(Text section):
## START
3. Use curation to create networks of mutual support.

Social networks are just that: networks. Just as you would “work” your offline network, make sure you nurture your digital one. If you’ve never thought about your social network that way, you’re not alone. Nola Morris, VP of Strategy at Denim Social, a social media management software company that provides tools for managing organic social media content and paid social media advertising, explains how to rethink your approach to your online social community.

“Social media brings us together. It’s where people blend their real lives with their digital lives. While everyone loves a good dancing cat video, social channels facilitate so much more than fleeting entertainment. They serve as a resource for creating connections, building trust, and strengthening relationships,” writes Morris. Curation is the ideal way to tap the power of that network, and it’s a humble sign that you don’t have all the answers and are always looking to learn from others. There’s no need feel awkward asking for ideas or help when needed, and when you respond to others who seek advice, it’s fine to respond with inspiring, previously published quotes of wisdom, formally attributed to the original author. Mutual curation leads to other forms of support, whether you’re looking for a mentor or a recommendation for the best conferences to attend. (And remember to return the favor when someone else needs a boost!)

4. Add your own commentary.

Curation should always include your signature point of view, no matter how brief, in the form of a comment or a discussion question. Don’t expect the shared content to speak for itself, especially if one of your goals is to reinforce your brand traits.

Your personal brand has never been easier to nurture than in today’s digital age. With a boost from content curation, which is a bit like cross-pollination, your brand will be in full bloom and full view of the people you seek to influence.
## END
(Dataset content):
## START
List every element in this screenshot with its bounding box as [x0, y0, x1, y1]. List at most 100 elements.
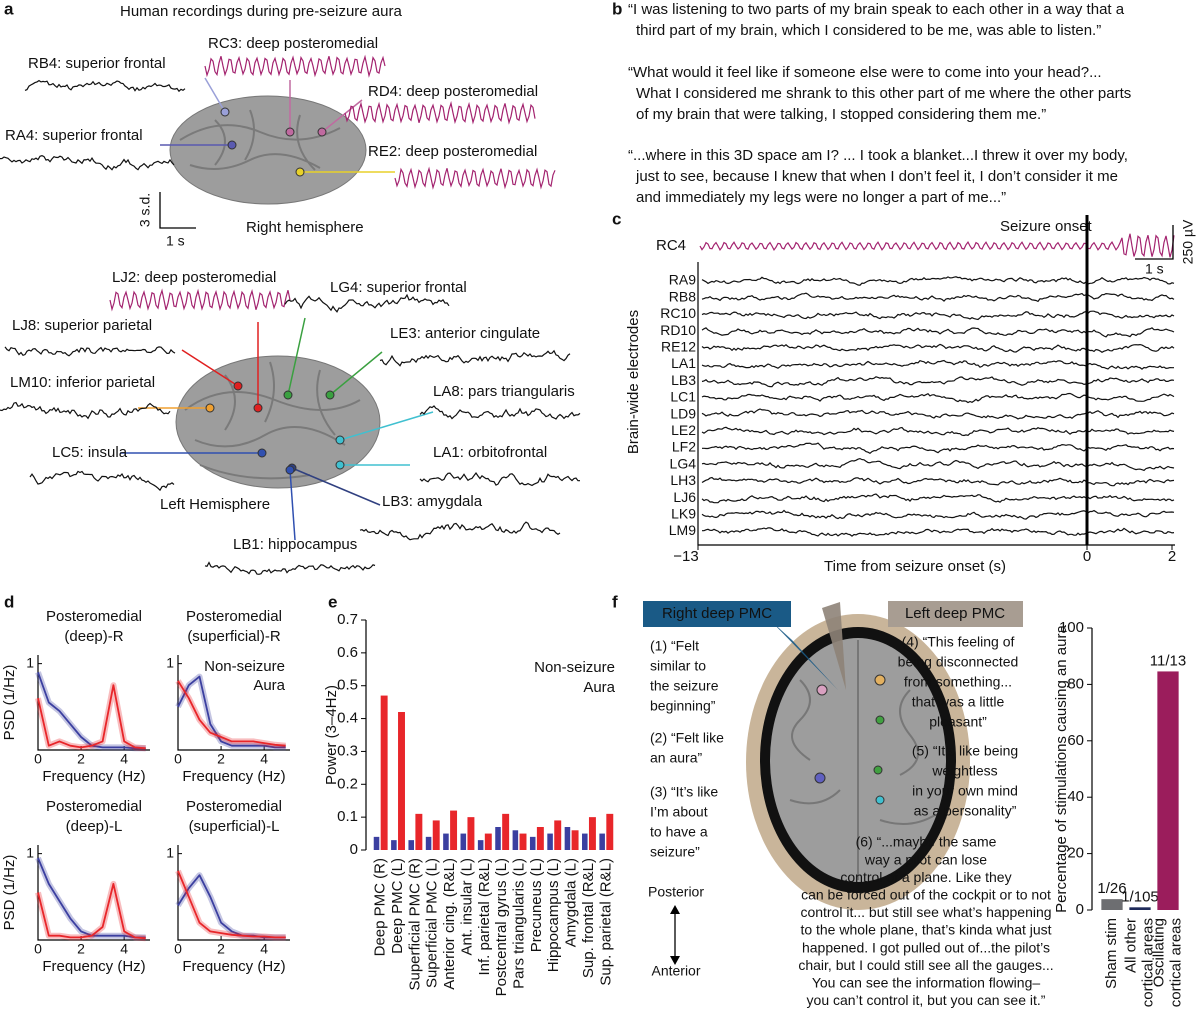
## END
(Short task): In the text on content curation, what position does Nola Morris hold, and at which company?

(Written response): VP of Strategy at Denim Social.